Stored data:
────

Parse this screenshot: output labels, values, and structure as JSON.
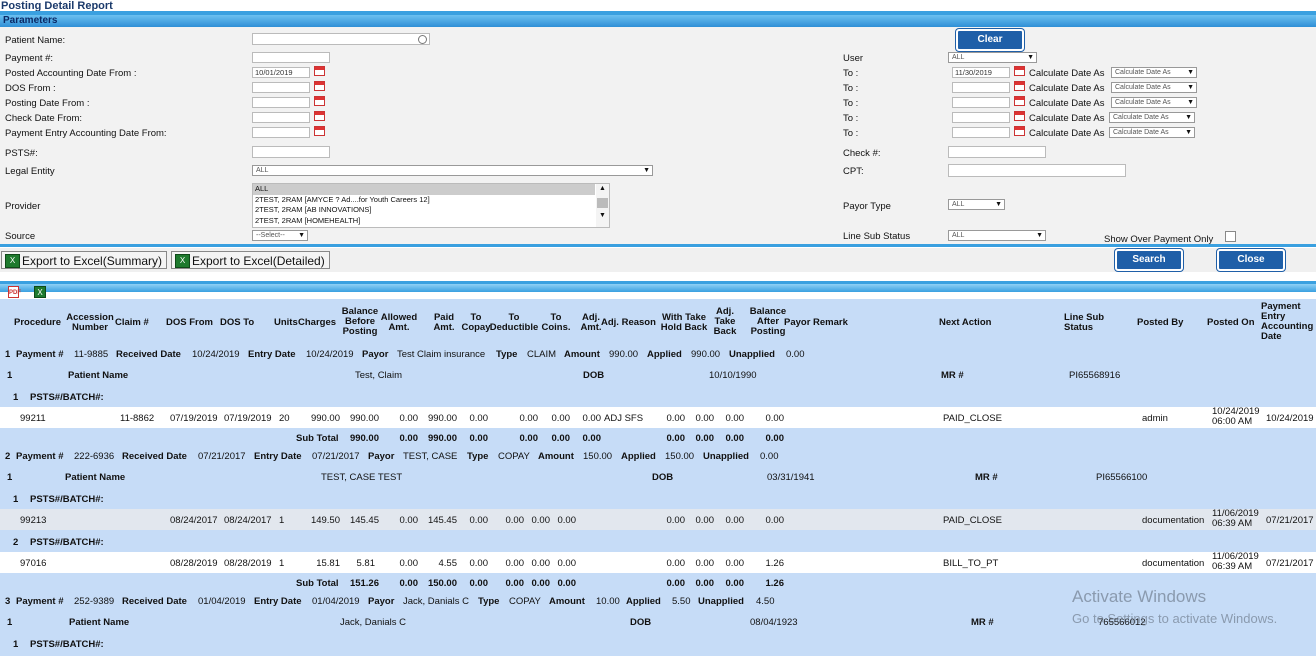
{
  "title": "Posting Detail Report",
  "params_header": "Parameters",
  "labels": {
    "patient_name": "Patient Name:",
    "payment_no": "Payment #:",
    "posted_acct_from": "Posted Accounting Date From :",
    "dos_from": "DOS From :",
    "posting_date_from": "Posting Date From :",
    "check_date_from": "Check Date From:",
    "payment_entry_from": "Payment Entry Accounting Date From:",
    "psts": "PSTS#:",
    "legal_entity": "Legal Entity",
    "provider": "Provider",
    "source": "Source",
    "user": "User",
    "to": "To :",
    "calc_date_as": "Calculate Date As",
    "check_no": "Check #:",
    "cpt": "CPT:",
    "payor_type": "Payor Type",
    "line_sub_status": "Line Sub Status",
    "show_over_payment": "Show Over Payment Only"
  },
  "values": {
    "posted_acct_from": "10/01/2019",
    "posted_acct_to": "11/30/2019",
    "user": "ALL",
    "legal_entity": "ALL",
    "source": "--Select--",
    "payor_type": "ALL",
    "line_sub_status": "ALL",
    "calc_date_as": "Calculate Date As"
  },
  "provider_options": [
    "ALL",
    "2TEST, 2RAM [AMYCE ? Ad....for Youth Careers 12]",
    "2TEST, 2RAM [AB INNOVATIONS]",
    "2TEST, 2RAM [HOMEHEALTH]"
  ],
  "buttons": {
    "clear": "Clear",
    "search": "Search",
    "close": "Close",
    "export_summary": "Export to Excel(Summary)",
    "export_detailed": "Export to Excel(Detailed)"
  },
  "columns": {
    "procedure": "Procedure",
    "accession": "Accession Number",
    "claim": "Claim #",
    "dos_from": "DOS From",
    "dos_to": "DOS To",
    "units": "Units",
    "charges": "Charges",
    "balance_before": "Balance Before Posting",
    "allowed": "Allowed Amt.",
    "paid": "Paid Amt.",
    "to_copay": "To Copay",
    "to_deductible": "To Deductible",
    "to_coins": "To Coins.",
    "adj_amt": "Adj. Amt.",
    "adj_reason": "Adj. Reason",
    "with_take": "With Take Hold Back",
    "adj_take": "Adj. Take Back",
    "balance_after": "Balance After Posting",
    "payor_remark": "Payor Remark",
    "next_action": "Next Action",
    "line_sub_status": "Line Sub Status",
    "posted_by": "Posted By",
    "posted_on": "Posted On",
    "payment_entry": "Payment Entry Accounting Date"
  },
  "kw": {
    "payment": "Payment #",
    "received": "Received Date",
    "entry": "Entry Date",
    "payor": "Payor",
    "type": "Type",
    "amount": "Amount",
    "applied": "Applied",
    "unapplied": "Unapplied",
    "patient_name": "Patient Name",
    "dob": "DOB",
    "mr": "MR #",
    "psts_batch": "PSTS#/BATCH#:",
    "sub_total": "Sub Total"
  },
  "payments": [
    {
      "idx": "1",
      "no": "11-9885",
      "received": "10/24/2019",
      "entry": "10/24/2019",
      "payor": "Test Claim insurance",
      "type": "CLAIM",
      "amount": "990.00",
      "applied": "990.00",
      "unapplied": "0.00",
      "patient_idx": "1",
      "patient": "Test, Claim",
      "dob": "10/10/1990",
      "mr": "PI65568916"
    },
    {
      "idx": "2",
      "no": "222-6936",
      "received": "07/21/2017",
      "entry": "07/21/2017",
      "payor": "TEST, CASE",
      "type": "COPAY",
      "amount": "150.00",
      "applied": "150.00",
      "unapplied": "0.00",
      "patient_idx": "1",
      "patient": "TEST, CASE TEST",
      "dob": "03/31/1941",
      "mr": "PI65566100"
    },
    {
      "idx": "3",
      "no": "252-9389",
      "received": "01/04/2019",
      "entry": "01/04/2019",
      "payor": "Jack, Danials C",
      "type": "COPAY",
      "amount": "10.00",
      "applied": "5.50",
      "unapplied": "4.50",
      "patient_idx": "1",
      "patient": "Jack, Danials C",
      "dob": "08/04/1923",
      "mr": "765566012"
    }
  ],
  "lines": [
    {
      "batch_idx": "1",
      "procedure": "99211",
      "claim": "11-8862",
      "dos_from": "07/19/2019",
      "dos_to": "07/19/2019",
      "units": "20",
      "charges": "990.00",
      "balance_before": "990.00",
      "allowed": "0.00",
      "paid": "990.00",
      "copay": "0.00",
      "deductible": "0.00",
      "coins": "0.00",
      "adj_amt": "0.00",
      "adj_reason": "ADJ SFS",
      "with_take": "0.00",
      "adj_take": "0.00",
      "take_back": "0.00",
      "balance_after": "0.00",
      "next_action": "PAID_CLOSE",
      "posted_by": "admin",
      "posted_on": "10/24/2019 06:00 AM",
      "entry_date": "10/24/2019"
    },
    {
      "batch_idx": "1",
      "procedure": "99213",
      "claim": "",
      "dos_from": "08/24/2017",
      "dos_to": "08/24/2017",
      "units": "1",
      "charges": "149.50",
      "balance_before": "145.45",
      "allowed": "0.00",
      "paid": "145.45",
      "copay": "0.00",
      "deductible": "0.00",
      "coins": "0.00",
      "adj_amt": "0.00",
      "adj_reason": "",
      "with_take": "0.00",
      "adj_take": "0.00",
      "take_back": "0.00",
      "balance_after": "0.00",
      "next_action": "PAID_CLOSE",
      "posted_by": "documentation",
      "posted_on": "11/06/2019 06:39 AM",
      "entry_date": "07/21/2017"
    },
    {
      "batch_idx": "2",
      "procedure": "97016",
      "claim": "",
      "dos_from": "08/28/2019",
      "dos_to": "08/28/2019",
      "units": "1",
      "charges": "15.81",
      "balance_before": "5.81",
      "allowed": "0.00",
      "paid": "4.55",
      "copay": "0.00",
      "deductible": "0.00",
      "coins": "0.00",
      "adj_amt": "0.00",
      "adj_reason": "",
      "with_take": "0.00",
      "adj_take": "0.00",
      "take_back": "0.00",
      "balance_after": "1.26",
      "next_action": "BILL_TO_PT",
      "posted_by": "documentation",
      "posted_on": "11/06/2019 06:39 AM",
      "entry_date": "07/21/2017"
    }
  ],
  "subtotals": [
    {
      "balance_before": "990.00",
      "allowed": "0.00",
      "paid": "990.00",
      "copay": "0.00",
      "deductible": "0.00",
      "coins": "0.00",
      "adj_amt": "0.00",
      "with_take": "0.00",
      "adj_take": "0.00",
      "take_back": "0.00",
      "balance_after": "0.00"
    },
    {
      "balance_before": "151.26",
      "allowed": "0.00",
      "paid": "150.00",
      "copay": "0.00",
      "deductible": "0.00",
      "coins": "0.00",
      "adj_amt": "0.00",
      "with_take": "0.00",
      "adj_take": "0.00",
      "take_back": "0.00",
      "balance_after": "1.26"
    }
  ],
  "watermark": {
    "line1": "Activate Windows",
    "line2": "Go to Settings to activate Windows."
  }
}
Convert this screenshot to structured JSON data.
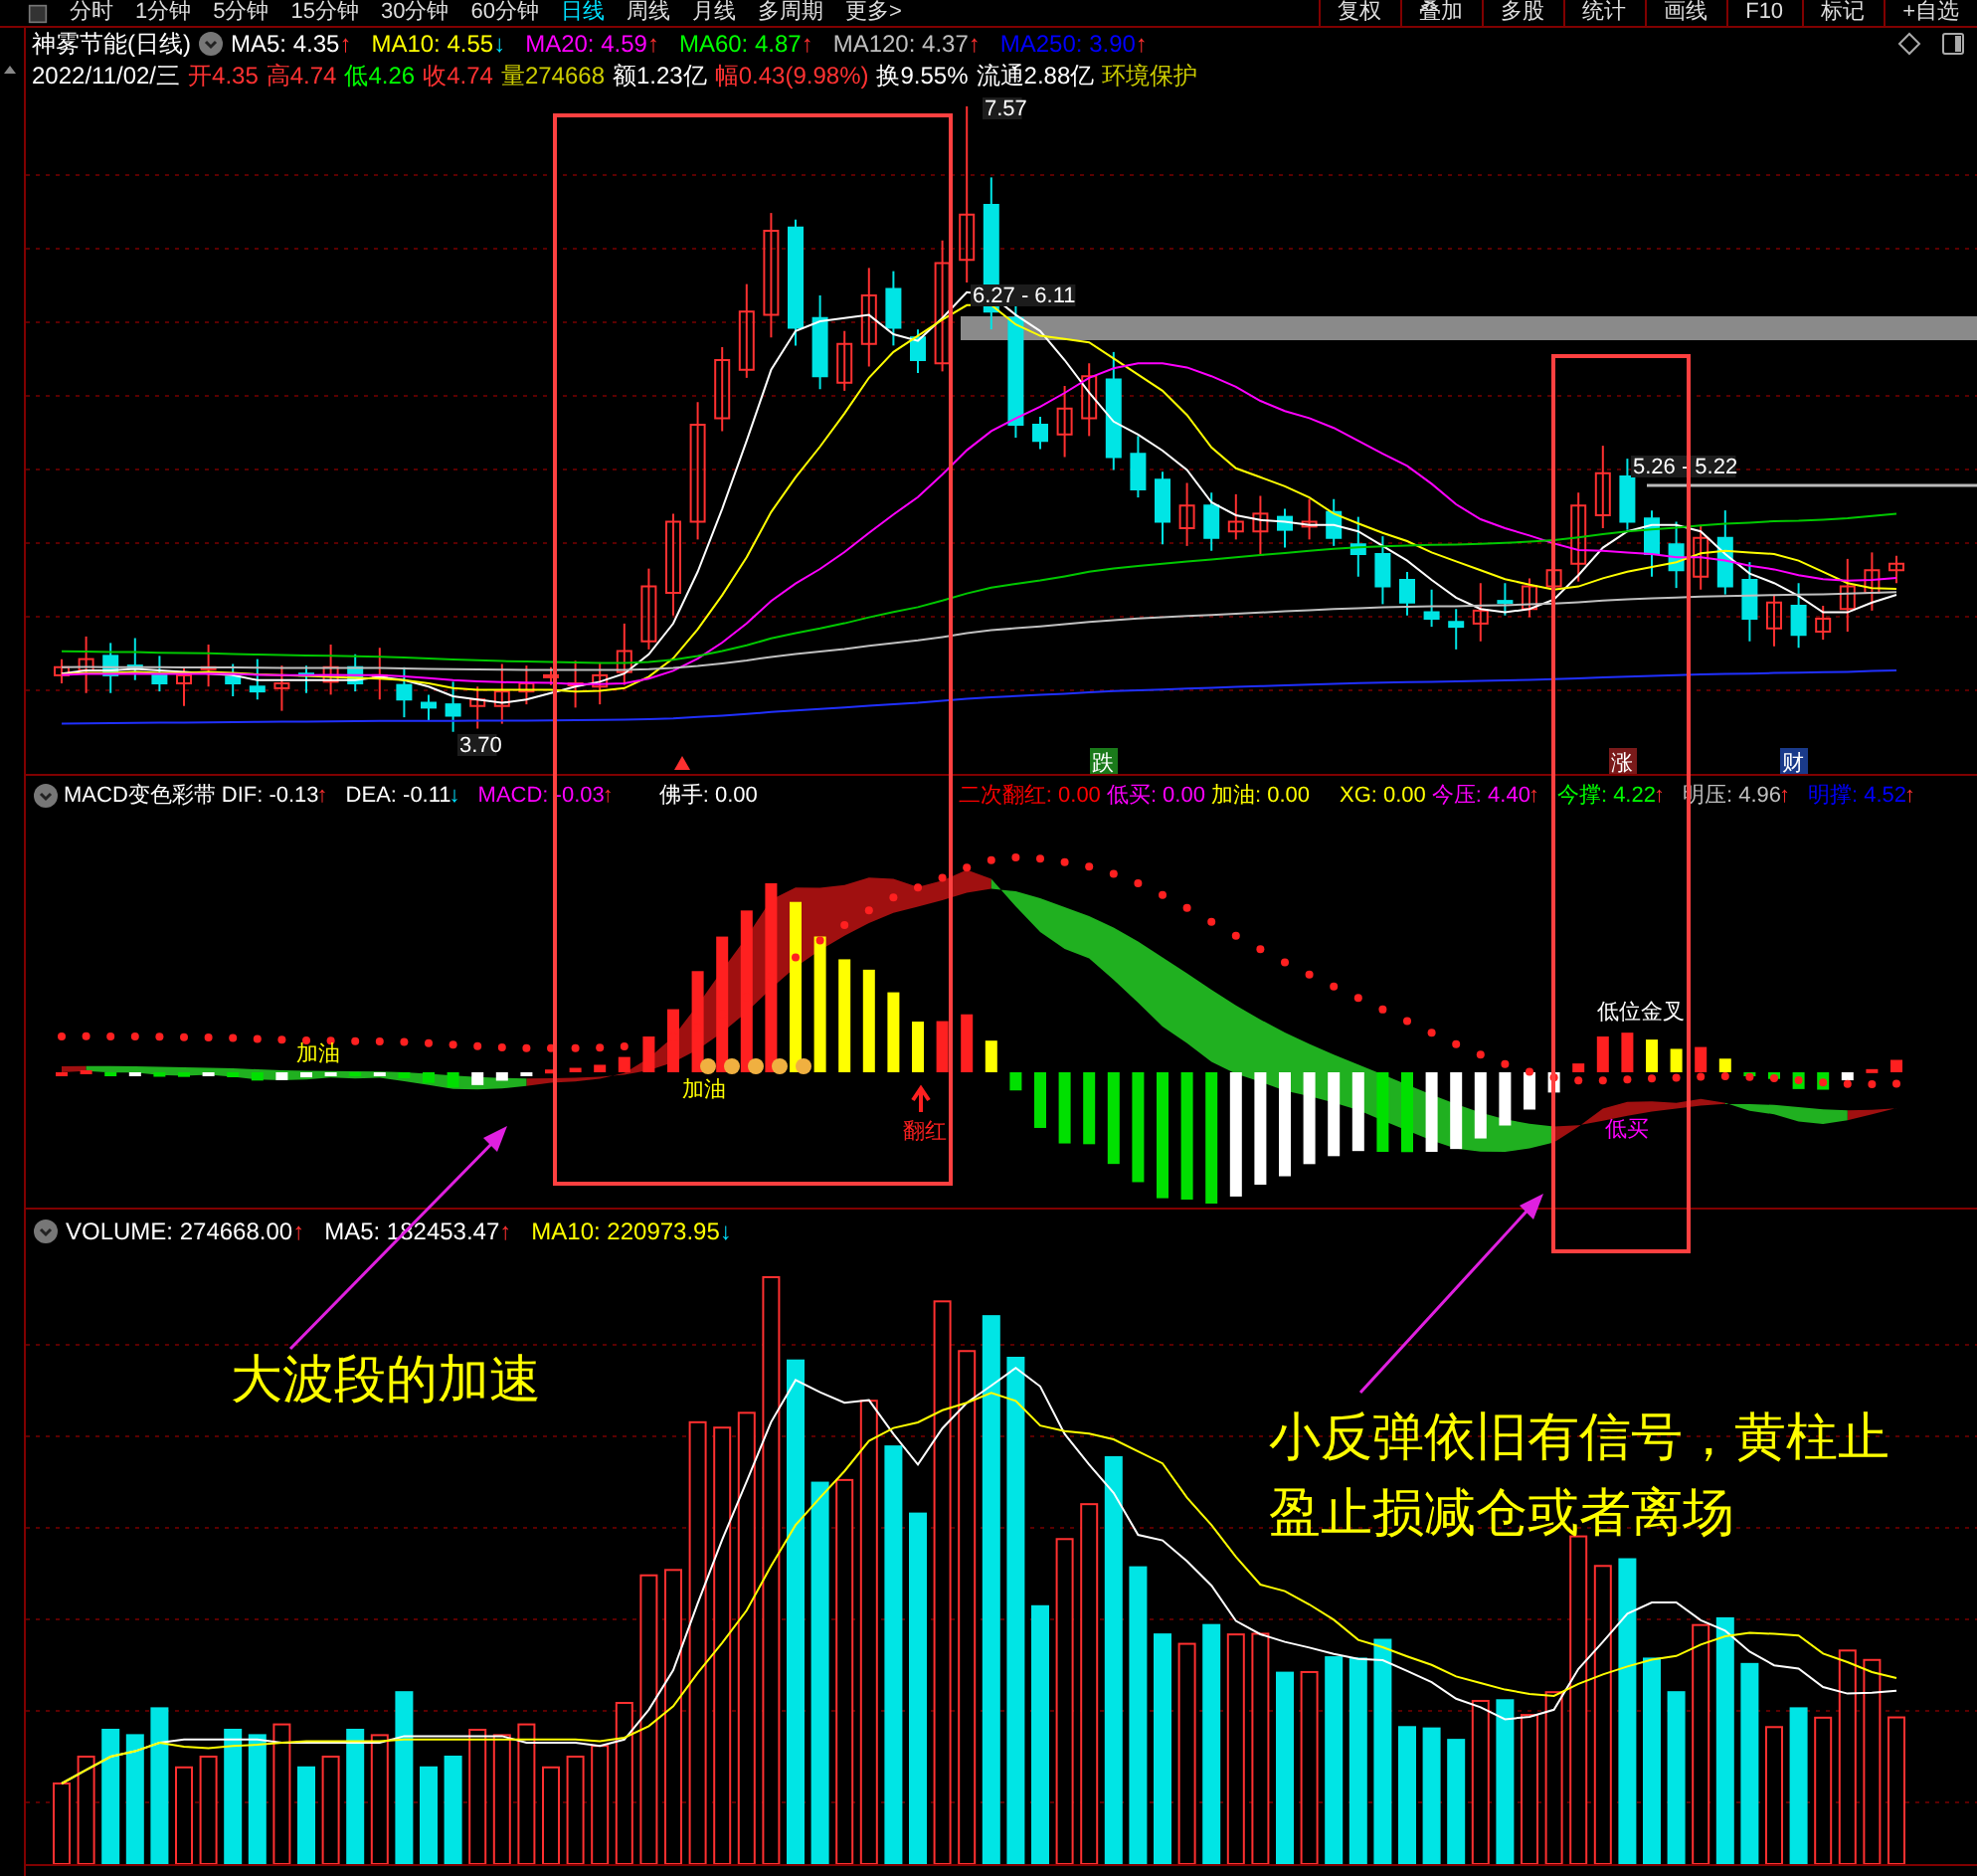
{
  "menu": {
    "periods": [
      {
        "label": "分时",
        "selected": false
      },
      {
        "label": "1分钟",
        "selected": false
      },
      {
        "label": "5分钟",
        "selected": false
      },
      {
        "label": "15分钟",
        "selected": false
      },
      {
        "label": "30分钟",
        "selected": false
      },
      {
        "label": "60分钟",
        "selected": false
      },
      {
        "label": "日线",
        "selected": true
      },
      {
        "label": "周线",
        "selected": false
      },
      {
        "label": "月线",
        "selected": false
      },
      {
        "label": "多周期",
        "selected": false
      },
      {
        "label": "更多>",
        "selected": false
      }
    ],
    "tools": [
      "复权",
      "叠加",
      "多股",
      "统计",
      "画线",
      "F10",
      "标记",
      "+自选"
    ]
  },
  "main_chart": {
    "title": "神雾节能(日线)",
    "indicators": [
      {
        "label": "MA5: 4.35",
        "color": "#ffffff",
        "arrow": "↑",
        "rising": true
      },
      {
        "label": "MA10: 4.55",
        "color": "#ffff00",
        "arrow": "↓",
        "rising": false
      },
      {
        "label": "MA20: 4.59",
        "color": "#ff00ff",
        "arrow": "↑",
        "rising": true
      },
      {
        "label": "MA60: 4.87",
        "color": "#00ff00",
        "arrow": "↑",
        "rising": true
      },
      {
        "label": "MA120: 4.37",
        "color": "#c0c0c0",
        "arrow": "↑",
        "rising": true
      },
      {
        "label": "MA250: 3.90",
        "color": "#0000ff",
        "arrow": "↑",
        "rising": true
      }
    ],
    "quote": [
      {
        "text": "2022/11/02/三",
        "color": "#ffffff"
      },
      {
        "text": "开4.35",
        "color": "#ff3232"
      },
      {
        "text": "高4.74",
        "color": "#ff3232"
      },
      {
        "text": "低4.26",
        "color": "#00ff00"
      },
      {
        "text": "收4.74",
        "color": "#ff3232"
      },
      {
        "text": "量274668",
        "color": "#cccc00"
      },
      {
        "text": "额1.23亿",
        "color": "#ffffff"
      },
      {
        "text": "幅0.43(9.98%)",
        "color": "#ff3232"
      },
      {
        "text": "换9.55%",
        "color": "#ffffff"
      },
      {
        "text": "流通2.88亿",
        "color": "#ffffff"
      },
      {
        "text": "环境保护",
        "color": "#cccc00"
      }
    ],
    "price_labels": [
      "7.57",
      "6.27 - 6.11",
      "3.70",
      "5.26 - 5.22"
    ],
    "event_tags": [
      {
        "label": "跌",
        "color": "#1a7a1a"
      },
      {
        "label": "涨",
        "color": "#7a1a1a"
      },
      {
        "label": "财",
        "color": "#1a3a8a"
      }
    ]
  },
  "macd_panel": {
    "title": "MACD变色彩带",
    "indicators": [
      {
        "label": "DIF: -0.13",
        "color": "#ffffff",
        "arrow": "↑",
        "rising": true
      },
      {
        "label": "DEA: -0.11",
        "color": "#ffffff",
        "arrow": "↓",
        "rising": false
      },
      {
        "label": "MACD: -0.03",
        "color": "#ff00ff",
        "arrow": "↑",
        "rising": true
      },
      {
        "label": "佛手: 0.00",
        "color": "#ffffff"
      },
      {
        "label": "二次翻红: 0.00",
        "color": "#ff0000"
      },
      {
        "label": "低买: 0.00",
        "color": "#ff00ff"
      },
      {
        "label": "加油: 0.00",
        "color": "#ffff00"
      },
      {
        "label": "XG: 0.00",
        "color": "#ffff00"
      },
      {
        "label": "今压: 4.40",
        "color": "#ff00ff",
        "arrow": "↑",
        "rising": true
      },
      {
        "label": "今撑: 4.22",
        "color": "#00ff00",
        "arrow": "↑",
        "rising": true
      },
      {
        "label": "明压: 4.96",
        "color": "#c0c0c0",
        "arrow": "↑",
        "rising": true
      },
      {
        "label": "明撑: 4.52",
        "color": "#0000ff",
        "arrow": "↑",
        "rising": true
      }
    ],
    "signals": [
      {
        "label": "加油",
        "color": "#ffff00"
      },
      {
        "label": "加油",
        "color": "#ffff00"
      },
      {
        "label": "翻红",
        "color": "#ff2020"
      },
      {
        "label": "低位金叉",
        "color": "#ffffff"
      },
      {
        "label": "低买",
        "color": "#ff00ff"
      }
    ]
  },
  "volume_panel": {
    "indicators": [
      {
        "label": "VOLUME: 274668.00",
        "color": "#ffffff",
        "arrow": "↑",
        "rising": true
      },
      {
        "label": "MA5: 182453.47",
        "color": "#ffffff",
        "arrow": "↑",
        "rising": true
      },
      {
        "label": "MA10: 220973.95",
        "color": "#ffff00",
        "arrow": "↓",
        "rising": false
      }
    ]
  },
  "annotations": [
    "大波段的加速",
    "小反弹依旧有信号，黄柱止盈止损减仓或者离场"
  ]
}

────

> STATED TASK: Check each line above for the string "this" and show the ones that have it.

> RESULT:
Parse this screenshot: output labels, values, and structure as JSON.
Convert this screenshot to structured JSON data.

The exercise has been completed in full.